Dataset excerpts:
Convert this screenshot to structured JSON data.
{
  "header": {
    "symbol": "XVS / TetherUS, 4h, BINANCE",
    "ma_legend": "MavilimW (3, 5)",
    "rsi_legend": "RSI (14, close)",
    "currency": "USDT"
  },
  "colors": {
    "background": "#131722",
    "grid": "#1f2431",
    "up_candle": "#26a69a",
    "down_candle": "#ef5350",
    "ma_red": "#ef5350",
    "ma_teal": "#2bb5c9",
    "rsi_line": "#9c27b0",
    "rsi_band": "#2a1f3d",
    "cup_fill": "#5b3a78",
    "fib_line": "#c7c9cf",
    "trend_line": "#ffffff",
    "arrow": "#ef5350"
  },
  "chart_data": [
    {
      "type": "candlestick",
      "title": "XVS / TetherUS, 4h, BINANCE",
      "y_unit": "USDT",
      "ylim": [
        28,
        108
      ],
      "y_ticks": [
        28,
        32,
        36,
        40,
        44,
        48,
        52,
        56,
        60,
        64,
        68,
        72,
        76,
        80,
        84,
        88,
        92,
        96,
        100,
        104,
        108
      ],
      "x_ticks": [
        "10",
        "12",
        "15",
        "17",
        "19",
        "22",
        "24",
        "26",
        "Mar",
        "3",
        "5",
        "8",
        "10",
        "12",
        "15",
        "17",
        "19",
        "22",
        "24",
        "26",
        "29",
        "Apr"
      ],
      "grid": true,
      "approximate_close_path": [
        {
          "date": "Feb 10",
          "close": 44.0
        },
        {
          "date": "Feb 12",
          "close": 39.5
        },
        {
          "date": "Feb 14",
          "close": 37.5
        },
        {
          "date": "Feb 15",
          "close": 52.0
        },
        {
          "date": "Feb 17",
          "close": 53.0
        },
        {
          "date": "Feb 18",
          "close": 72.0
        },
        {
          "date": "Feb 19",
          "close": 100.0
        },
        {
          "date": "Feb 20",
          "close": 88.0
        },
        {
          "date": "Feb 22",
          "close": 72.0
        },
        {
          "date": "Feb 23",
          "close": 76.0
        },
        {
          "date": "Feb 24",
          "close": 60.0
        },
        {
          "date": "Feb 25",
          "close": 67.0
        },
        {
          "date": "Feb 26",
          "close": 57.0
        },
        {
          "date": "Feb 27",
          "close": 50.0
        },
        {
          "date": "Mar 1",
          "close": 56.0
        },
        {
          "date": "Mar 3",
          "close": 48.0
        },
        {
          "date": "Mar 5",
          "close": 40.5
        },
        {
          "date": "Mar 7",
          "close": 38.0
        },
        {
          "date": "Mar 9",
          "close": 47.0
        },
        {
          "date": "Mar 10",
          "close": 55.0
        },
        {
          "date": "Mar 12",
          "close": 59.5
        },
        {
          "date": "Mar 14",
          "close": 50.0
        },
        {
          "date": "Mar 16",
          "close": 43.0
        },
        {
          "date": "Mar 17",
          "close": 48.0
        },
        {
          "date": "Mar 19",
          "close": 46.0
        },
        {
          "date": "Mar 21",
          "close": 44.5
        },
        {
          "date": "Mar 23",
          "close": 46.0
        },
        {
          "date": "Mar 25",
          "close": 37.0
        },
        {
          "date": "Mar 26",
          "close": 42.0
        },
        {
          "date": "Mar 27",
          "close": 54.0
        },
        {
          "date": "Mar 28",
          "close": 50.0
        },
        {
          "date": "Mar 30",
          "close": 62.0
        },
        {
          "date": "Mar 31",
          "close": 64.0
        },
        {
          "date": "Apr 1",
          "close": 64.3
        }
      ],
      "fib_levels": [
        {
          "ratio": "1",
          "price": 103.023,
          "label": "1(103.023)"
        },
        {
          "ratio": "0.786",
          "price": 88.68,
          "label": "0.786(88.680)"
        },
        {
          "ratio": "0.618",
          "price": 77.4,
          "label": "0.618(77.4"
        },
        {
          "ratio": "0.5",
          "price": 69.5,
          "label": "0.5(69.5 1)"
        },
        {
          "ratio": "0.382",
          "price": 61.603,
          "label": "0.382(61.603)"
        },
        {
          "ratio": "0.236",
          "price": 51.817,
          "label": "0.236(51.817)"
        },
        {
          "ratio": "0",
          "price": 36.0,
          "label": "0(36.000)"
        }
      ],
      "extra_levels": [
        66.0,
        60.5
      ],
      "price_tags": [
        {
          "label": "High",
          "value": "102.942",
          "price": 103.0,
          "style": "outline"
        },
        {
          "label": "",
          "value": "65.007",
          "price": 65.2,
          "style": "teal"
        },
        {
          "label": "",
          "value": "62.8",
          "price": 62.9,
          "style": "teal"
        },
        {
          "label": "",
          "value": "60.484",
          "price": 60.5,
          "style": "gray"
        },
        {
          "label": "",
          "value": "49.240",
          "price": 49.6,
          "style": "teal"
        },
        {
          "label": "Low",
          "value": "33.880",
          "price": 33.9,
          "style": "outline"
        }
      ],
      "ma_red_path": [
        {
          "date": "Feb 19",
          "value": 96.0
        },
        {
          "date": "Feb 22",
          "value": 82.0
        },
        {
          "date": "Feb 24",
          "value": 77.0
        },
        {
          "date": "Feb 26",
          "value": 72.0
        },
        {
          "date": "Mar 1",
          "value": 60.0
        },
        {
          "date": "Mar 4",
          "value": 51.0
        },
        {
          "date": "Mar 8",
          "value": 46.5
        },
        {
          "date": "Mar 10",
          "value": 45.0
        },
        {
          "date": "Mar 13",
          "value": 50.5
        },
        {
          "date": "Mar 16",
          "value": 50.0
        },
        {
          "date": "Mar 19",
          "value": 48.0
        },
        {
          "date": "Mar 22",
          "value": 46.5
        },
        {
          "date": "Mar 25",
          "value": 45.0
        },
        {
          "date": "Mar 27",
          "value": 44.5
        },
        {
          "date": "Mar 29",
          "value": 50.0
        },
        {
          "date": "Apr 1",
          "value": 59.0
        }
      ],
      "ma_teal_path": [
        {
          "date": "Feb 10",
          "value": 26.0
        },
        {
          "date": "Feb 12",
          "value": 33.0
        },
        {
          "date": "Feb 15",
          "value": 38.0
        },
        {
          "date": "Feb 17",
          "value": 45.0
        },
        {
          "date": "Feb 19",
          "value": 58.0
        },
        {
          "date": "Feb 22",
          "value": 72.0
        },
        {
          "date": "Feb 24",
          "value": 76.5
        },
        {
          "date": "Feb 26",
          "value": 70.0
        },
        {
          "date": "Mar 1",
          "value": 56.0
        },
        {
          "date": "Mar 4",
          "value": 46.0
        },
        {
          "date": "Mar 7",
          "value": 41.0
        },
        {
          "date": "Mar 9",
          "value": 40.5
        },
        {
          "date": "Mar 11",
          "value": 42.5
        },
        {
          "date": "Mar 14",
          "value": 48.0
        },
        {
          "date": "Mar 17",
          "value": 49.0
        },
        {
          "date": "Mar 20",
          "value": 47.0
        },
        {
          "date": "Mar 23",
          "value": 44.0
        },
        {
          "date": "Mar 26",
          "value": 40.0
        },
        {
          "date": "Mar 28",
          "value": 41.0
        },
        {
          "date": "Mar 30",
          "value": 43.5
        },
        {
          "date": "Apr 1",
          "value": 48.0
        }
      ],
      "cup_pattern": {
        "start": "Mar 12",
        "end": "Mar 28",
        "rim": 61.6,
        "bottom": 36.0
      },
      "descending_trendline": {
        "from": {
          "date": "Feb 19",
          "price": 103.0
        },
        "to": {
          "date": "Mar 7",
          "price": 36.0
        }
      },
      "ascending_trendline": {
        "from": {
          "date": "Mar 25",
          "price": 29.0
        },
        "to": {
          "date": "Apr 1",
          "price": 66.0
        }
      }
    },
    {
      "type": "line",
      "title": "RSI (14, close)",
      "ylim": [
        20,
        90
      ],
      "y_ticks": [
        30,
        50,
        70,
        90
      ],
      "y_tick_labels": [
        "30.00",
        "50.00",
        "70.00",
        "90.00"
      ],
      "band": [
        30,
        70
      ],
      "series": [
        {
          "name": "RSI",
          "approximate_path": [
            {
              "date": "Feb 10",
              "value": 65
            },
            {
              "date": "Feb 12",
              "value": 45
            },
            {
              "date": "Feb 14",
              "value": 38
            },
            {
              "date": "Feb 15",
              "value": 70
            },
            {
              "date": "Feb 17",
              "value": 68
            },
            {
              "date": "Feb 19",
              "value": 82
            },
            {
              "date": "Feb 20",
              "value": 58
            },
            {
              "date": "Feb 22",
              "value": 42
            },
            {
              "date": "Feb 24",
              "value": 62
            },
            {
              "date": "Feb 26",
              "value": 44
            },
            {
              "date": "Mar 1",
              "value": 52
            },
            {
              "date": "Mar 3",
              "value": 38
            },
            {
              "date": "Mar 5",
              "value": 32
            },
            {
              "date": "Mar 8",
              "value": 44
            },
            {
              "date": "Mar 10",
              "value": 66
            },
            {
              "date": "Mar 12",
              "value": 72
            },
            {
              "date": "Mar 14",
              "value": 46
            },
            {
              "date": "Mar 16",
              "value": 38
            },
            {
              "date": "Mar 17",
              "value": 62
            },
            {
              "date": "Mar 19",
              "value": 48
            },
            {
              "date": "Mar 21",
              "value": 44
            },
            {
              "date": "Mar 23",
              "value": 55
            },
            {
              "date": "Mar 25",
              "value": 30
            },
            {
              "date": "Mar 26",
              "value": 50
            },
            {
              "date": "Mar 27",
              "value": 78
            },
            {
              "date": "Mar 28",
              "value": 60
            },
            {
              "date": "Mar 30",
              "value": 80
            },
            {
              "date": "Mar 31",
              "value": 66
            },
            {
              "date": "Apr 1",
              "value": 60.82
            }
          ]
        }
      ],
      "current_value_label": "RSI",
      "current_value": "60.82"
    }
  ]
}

Written request: Select and copy every line from the records that includes the word "BINANCE".

Response for this exercise:
    "symbol": "XVS / TetherUS, 4h, BINANCE",
      "title": "XVS / TetherUS, 4h, BINANCE",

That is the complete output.